Written task
In the material below, identify each line bearing the word "PASTA". Reproduce those lines.

+++

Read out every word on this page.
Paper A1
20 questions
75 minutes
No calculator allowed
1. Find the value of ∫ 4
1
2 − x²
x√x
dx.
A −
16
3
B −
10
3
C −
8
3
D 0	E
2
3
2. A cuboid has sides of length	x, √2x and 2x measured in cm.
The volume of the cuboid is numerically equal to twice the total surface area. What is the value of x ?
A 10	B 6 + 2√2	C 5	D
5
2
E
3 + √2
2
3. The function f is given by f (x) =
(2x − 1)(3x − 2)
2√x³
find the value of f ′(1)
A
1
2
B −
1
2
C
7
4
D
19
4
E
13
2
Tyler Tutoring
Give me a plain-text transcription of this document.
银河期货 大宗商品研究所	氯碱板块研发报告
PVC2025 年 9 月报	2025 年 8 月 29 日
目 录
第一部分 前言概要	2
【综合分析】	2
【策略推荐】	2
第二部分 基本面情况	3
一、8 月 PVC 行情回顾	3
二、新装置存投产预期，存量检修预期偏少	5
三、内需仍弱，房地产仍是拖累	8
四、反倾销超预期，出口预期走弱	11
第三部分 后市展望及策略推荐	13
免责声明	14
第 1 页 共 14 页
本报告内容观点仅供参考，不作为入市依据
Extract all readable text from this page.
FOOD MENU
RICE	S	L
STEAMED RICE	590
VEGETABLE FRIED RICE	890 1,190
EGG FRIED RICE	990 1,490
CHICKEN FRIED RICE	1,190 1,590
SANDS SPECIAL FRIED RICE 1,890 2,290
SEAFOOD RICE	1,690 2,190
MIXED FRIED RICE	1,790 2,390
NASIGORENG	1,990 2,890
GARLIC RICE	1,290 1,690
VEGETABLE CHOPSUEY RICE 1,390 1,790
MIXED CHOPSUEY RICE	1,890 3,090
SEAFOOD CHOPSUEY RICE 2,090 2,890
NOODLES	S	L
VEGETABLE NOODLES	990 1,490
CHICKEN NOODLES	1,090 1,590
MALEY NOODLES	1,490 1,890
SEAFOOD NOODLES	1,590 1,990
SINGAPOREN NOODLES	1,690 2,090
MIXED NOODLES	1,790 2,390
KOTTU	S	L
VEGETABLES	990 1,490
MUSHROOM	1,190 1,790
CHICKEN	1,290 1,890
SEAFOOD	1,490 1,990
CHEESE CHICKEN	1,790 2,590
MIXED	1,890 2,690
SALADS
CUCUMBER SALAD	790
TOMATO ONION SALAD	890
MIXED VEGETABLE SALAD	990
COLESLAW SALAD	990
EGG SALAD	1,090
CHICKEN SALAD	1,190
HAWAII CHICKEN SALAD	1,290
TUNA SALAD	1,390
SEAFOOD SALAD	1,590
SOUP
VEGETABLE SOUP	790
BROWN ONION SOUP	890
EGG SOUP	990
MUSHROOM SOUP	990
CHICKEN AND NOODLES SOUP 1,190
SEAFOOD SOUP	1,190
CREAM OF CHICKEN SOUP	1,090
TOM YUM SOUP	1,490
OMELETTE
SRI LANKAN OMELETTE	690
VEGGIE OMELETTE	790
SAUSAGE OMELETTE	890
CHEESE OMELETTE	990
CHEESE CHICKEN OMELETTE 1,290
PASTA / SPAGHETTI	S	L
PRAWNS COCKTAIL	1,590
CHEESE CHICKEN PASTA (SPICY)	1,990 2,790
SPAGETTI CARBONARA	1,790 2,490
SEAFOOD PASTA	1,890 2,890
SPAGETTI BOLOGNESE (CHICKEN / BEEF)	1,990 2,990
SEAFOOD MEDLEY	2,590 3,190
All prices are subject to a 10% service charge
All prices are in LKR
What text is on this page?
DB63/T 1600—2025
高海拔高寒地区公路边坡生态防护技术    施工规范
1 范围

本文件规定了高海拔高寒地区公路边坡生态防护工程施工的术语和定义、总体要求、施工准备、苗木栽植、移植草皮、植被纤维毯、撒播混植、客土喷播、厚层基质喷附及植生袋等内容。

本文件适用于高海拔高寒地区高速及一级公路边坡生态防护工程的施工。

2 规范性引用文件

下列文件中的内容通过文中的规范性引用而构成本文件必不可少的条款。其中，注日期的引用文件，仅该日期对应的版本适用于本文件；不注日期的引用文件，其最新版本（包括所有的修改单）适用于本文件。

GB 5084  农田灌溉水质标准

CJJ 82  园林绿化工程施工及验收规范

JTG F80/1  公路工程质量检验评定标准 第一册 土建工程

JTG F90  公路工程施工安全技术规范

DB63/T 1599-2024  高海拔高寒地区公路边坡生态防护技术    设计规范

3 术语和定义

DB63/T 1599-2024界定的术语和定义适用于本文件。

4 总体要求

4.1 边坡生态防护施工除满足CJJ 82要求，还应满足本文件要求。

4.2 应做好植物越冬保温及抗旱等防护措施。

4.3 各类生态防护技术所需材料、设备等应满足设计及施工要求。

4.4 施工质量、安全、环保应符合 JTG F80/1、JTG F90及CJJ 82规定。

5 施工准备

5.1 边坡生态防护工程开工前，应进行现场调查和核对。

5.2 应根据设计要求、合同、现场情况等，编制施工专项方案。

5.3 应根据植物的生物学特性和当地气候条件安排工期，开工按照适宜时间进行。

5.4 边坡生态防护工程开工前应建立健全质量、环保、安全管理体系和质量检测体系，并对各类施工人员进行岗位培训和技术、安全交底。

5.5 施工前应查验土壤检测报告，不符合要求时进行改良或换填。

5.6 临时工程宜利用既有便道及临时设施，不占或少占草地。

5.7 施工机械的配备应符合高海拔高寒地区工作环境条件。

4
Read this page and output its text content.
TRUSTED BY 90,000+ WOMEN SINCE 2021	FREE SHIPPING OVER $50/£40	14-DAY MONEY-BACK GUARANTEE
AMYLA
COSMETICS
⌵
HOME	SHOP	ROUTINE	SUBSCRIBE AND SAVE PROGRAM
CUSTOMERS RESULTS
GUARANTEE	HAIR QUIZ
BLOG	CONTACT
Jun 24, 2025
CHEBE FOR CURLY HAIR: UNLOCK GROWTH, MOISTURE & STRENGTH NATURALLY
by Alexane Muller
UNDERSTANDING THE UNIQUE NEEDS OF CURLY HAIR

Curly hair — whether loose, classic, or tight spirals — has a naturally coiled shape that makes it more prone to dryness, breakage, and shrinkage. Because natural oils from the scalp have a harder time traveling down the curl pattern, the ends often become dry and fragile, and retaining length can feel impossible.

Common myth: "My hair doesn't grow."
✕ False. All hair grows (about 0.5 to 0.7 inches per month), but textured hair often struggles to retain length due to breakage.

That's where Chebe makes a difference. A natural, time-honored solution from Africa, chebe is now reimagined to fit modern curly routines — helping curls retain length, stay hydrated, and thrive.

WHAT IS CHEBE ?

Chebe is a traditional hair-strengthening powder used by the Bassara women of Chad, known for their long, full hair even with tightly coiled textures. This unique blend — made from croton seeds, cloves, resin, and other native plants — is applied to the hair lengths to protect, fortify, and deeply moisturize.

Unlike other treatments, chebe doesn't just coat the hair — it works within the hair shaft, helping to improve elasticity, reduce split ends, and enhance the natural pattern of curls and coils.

+++

Output
PASTA / SPAGHETTI	S	L
CHEESE CHICKEN PASTA (SPICY)	1,990 2,790
SEAFOOD PASTA	1,890 2,890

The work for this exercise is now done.